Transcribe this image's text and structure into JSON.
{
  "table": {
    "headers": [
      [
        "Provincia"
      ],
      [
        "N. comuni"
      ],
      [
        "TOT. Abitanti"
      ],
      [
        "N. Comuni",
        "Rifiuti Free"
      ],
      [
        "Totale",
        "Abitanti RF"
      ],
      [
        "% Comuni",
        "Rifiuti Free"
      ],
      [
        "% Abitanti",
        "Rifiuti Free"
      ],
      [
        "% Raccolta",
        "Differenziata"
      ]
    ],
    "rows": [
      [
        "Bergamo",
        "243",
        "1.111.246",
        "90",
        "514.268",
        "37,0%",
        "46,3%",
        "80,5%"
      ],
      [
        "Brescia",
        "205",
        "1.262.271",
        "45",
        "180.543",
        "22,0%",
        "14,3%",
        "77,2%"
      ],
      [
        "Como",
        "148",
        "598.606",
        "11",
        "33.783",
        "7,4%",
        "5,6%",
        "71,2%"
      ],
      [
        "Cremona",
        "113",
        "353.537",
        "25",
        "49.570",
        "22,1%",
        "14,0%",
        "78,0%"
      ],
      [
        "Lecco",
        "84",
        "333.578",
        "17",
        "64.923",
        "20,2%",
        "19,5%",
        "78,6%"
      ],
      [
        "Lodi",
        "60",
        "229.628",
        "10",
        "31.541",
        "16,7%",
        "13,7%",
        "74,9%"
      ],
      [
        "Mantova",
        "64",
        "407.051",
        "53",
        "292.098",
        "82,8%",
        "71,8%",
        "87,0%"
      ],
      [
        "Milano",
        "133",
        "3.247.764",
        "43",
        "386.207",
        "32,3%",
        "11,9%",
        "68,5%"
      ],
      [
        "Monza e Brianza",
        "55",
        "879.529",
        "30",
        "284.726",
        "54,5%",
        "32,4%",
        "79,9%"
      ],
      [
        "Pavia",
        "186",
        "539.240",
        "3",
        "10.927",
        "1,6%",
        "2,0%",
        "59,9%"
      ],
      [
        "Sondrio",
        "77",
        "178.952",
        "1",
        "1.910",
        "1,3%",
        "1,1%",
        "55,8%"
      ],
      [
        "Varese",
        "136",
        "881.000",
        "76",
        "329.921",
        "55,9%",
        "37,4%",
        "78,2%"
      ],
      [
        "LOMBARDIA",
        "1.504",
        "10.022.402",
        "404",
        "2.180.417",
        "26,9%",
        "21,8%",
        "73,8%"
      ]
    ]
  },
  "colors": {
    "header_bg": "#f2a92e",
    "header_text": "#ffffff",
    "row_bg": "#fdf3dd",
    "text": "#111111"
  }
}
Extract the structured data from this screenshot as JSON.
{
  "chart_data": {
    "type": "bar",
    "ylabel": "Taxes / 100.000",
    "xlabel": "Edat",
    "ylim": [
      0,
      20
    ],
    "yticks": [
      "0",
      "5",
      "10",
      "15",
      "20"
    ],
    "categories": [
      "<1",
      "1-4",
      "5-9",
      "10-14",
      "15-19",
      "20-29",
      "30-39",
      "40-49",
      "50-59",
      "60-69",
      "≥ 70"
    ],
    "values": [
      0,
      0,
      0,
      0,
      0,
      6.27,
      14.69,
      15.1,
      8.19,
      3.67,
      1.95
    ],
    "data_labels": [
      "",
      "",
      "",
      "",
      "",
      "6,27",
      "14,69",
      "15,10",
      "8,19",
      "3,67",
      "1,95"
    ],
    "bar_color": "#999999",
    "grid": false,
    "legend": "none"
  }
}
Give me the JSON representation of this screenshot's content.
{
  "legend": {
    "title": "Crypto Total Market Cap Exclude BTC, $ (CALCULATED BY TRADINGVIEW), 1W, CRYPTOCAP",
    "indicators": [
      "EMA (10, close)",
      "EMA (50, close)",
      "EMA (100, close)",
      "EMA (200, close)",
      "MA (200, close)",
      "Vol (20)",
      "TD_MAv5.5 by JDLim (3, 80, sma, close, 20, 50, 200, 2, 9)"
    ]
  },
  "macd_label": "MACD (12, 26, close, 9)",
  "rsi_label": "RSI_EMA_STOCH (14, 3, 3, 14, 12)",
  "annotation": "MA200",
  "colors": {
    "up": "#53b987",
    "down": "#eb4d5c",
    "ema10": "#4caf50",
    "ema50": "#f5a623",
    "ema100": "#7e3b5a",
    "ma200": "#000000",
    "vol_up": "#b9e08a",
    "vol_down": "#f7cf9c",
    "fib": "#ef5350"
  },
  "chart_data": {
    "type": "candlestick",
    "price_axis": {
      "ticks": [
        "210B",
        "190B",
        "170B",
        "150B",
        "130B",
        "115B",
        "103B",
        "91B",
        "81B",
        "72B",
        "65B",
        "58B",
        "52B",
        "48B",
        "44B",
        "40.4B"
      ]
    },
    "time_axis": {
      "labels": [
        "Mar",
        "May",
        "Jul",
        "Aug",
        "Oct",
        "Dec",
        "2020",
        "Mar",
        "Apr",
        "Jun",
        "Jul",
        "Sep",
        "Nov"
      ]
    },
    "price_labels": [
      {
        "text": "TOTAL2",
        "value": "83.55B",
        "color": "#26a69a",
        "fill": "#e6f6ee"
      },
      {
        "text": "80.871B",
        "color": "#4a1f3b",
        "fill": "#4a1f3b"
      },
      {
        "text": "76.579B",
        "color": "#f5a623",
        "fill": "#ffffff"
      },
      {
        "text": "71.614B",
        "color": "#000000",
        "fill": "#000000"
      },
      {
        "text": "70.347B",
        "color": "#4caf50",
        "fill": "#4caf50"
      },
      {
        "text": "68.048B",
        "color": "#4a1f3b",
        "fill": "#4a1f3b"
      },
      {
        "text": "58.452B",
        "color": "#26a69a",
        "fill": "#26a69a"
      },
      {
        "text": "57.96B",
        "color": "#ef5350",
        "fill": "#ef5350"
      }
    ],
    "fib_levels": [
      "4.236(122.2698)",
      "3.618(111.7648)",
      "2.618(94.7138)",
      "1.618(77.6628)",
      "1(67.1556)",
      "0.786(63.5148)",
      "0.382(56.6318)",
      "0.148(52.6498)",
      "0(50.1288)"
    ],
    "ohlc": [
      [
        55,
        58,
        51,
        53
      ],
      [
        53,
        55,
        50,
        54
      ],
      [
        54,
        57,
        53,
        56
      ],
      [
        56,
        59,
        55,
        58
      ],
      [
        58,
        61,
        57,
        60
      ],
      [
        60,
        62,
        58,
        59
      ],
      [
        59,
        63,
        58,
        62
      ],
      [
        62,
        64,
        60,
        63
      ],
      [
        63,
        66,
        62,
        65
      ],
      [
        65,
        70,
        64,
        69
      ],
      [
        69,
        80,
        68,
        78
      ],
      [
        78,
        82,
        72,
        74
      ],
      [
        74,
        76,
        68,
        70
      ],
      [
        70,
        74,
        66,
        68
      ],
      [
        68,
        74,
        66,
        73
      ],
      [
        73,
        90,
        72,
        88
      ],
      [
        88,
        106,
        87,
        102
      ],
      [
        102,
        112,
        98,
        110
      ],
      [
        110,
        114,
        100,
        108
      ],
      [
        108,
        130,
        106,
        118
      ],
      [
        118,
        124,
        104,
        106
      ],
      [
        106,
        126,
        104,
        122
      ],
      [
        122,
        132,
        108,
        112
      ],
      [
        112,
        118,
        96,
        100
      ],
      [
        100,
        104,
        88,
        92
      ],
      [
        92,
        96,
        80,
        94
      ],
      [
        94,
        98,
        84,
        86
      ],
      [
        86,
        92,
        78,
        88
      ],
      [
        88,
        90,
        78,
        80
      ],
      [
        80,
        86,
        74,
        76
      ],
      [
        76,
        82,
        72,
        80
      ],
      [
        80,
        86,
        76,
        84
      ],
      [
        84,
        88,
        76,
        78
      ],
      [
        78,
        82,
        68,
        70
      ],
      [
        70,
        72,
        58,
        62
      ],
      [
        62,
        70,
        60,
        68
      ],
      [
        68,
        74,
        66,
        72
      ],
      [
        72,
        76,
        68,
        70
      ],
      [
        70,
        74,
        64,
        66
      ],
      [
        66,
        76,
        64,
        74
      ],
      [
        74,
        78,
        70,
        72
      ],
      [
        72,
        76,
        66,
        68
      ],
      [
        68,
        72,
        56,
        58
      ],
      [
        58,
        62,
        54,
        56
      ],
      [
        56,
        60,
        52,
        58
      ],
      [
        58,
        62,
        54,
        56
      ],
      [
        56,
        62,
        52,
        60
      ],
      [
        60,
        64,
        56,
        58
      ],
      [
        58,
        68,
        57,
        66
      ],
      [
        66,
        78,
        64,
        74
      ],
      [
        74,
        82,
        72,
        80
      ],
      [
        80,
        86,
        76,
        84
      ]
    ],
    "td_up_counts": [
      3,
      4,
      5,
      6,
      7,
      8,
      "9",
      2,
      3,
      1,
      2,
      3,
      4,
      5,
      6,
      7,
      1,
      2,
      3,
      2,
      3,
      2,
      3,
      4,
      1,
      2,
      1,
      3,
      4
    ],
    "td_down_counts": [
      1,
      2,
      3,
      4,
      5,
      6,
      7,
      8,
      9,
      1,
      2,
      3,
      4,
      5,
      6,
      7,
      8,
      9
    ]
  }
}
# # # # #
• _Task directions_: Pull out all lines containing "fill".

• _Response to the task_:
        "fill": "#e6f6ee"
        "fill": "#4a1f3b"
        "fill": "#ffffff"
        "fill": "#000000"
        "fill": "#4caf50"
        "fill": "#4a1f3b"
        "fill": "#26a69a"
        "fill": "#ef5350"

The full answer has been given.